§ **Task requirements**:
Copy the listing below in full and skip every picture.

[Extracted records]
--------------------

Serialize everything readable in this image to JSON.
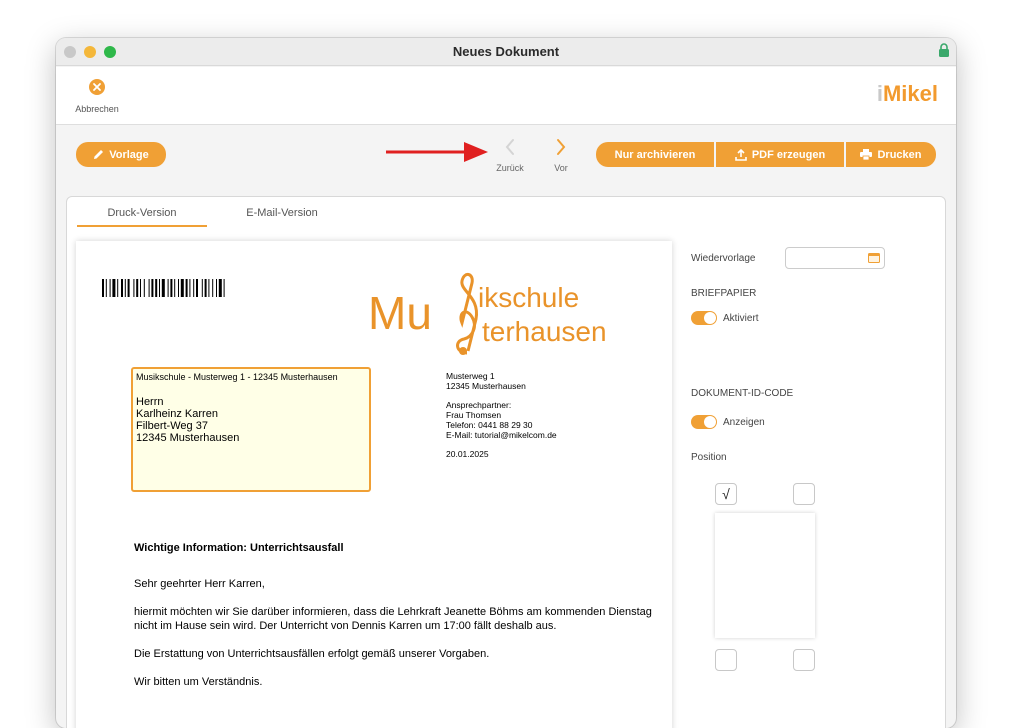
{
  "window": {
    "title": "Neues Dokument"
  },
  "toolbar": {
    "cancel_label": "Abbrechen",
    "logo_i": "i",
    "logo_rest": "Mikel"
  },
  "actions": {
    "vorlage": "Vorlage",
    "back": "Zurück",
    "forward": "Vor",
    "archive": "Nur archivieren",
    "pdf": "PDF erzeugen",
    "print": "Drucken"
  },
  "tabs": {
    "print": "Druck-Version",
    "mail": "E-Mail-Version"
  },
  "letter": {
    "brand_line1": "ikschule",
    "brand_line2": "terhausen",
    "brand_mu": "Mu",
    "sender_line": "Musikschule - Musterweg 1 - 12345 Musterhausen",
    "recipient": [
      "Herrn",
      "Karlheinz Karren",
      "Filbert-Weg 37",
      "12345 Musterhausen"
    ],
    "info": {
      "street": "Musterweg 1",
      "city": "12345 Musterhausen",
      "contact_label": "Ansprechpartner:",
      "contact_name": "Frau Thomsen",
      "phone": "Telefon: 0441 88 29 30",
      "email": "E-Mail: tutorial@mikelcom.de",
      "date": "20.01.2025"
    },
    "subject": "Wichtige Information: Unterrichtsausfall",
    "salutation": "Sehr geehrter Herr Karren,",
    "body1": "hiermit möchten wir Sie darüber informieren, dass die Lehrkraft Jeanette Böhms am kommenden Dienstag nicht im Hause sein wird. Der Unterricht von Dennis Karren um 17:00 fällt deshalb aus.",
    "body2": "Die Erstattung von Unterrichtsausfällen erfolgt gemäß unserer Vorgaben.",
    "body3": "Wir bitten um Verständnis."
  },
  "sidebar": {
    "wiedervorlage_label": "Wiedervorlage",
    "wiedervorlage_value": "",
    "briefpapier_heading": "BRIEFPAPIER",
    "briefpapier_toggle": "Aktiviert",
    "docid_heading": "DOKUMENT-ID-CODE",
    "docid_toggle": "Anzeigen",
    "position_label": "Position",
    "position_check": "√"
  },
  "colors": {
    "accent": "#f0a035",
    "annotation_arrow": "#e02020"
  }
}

--------------------

§ **Expected output**:
Serialize everything readable in this image to JSON.
{
  "window": {
    "title": "Neues Dokument"
  },
  "toolbar": {
    "cancel_label": "Abbrechen",
    "logo_i": "i",
    "logo_rest": "Mikel"
  },
  "actions": {
    "vorlage": "Vorlage",
    "back": "Zurück",
    "forward": "Vor",
    "archive": "Nur archivieren",
    "pdf": "PDF erzeugen",
    "print": "Drucken"
  },
  "tabs": {
    "print": "Druck-Version",
    "mail": "E-Mail-Version"
  },
  "letter": {
    "brand_line1": "ikschule",
    "brand_line2": "terhausen",
    "brand_mu": "Mu",
    "sender_line": "Musikschule - Musterweg 1 - 12345 Musterhausen",
    "recipient": [
      "Herrn",
      "Karlheinz Karren",
      "Filbert-Weg 37",
      "12345 Musterhausen"
    ],
    "info": {
      "street": "Musterweg 1",
      "city": "12345 Musterhausen",
      "contact_label": "Ansprechpartner:",
      "contact_name": "Frau Thomsen",
      "phone": "Telefon: 0441 88 29 30",
      "email": "E-Mail: tutorial@mikelcom.de",
      "date": "20.01.2025"
    },
    "subject": "Wichtige Information: Unterrichtsausfall",
    "salutation": "Sehr geehrter Herr Karren,",
    "body1": "hiermit möchten wir Sie darüber informieren, dass die Lehrkraft Jeanette Böhms am kommenden Dienstag nicht im Hause sein wird. Der Unterricht von Dennis Karren um 17:00 fällt deshalb aus.",
    "body2": "Die Erstattung von Unterrichtsausfällen erfolgt gemäß unserer Vorgaben.",
    "body3": "Wir bitten um Verständnis."
  },
  "sidebar": {
    "wiedervorlage_label": "Wiedervorlage",
    "wiedervorlage_value": "",
    "briefpapier_heading": "BRIEFPAPIER",
    "briefpapier_toggle": "Aktiviert",
    "docid_heading": "DOKUMENT-ID-CODE",
    "docid_toggle": "Anzeigen",
    "position_label": "Position",
    "position_check": "√"
  },
  "colors": {
    "accent": "#f0a035",
    "annotation_arrow": "#e02020"
  }
}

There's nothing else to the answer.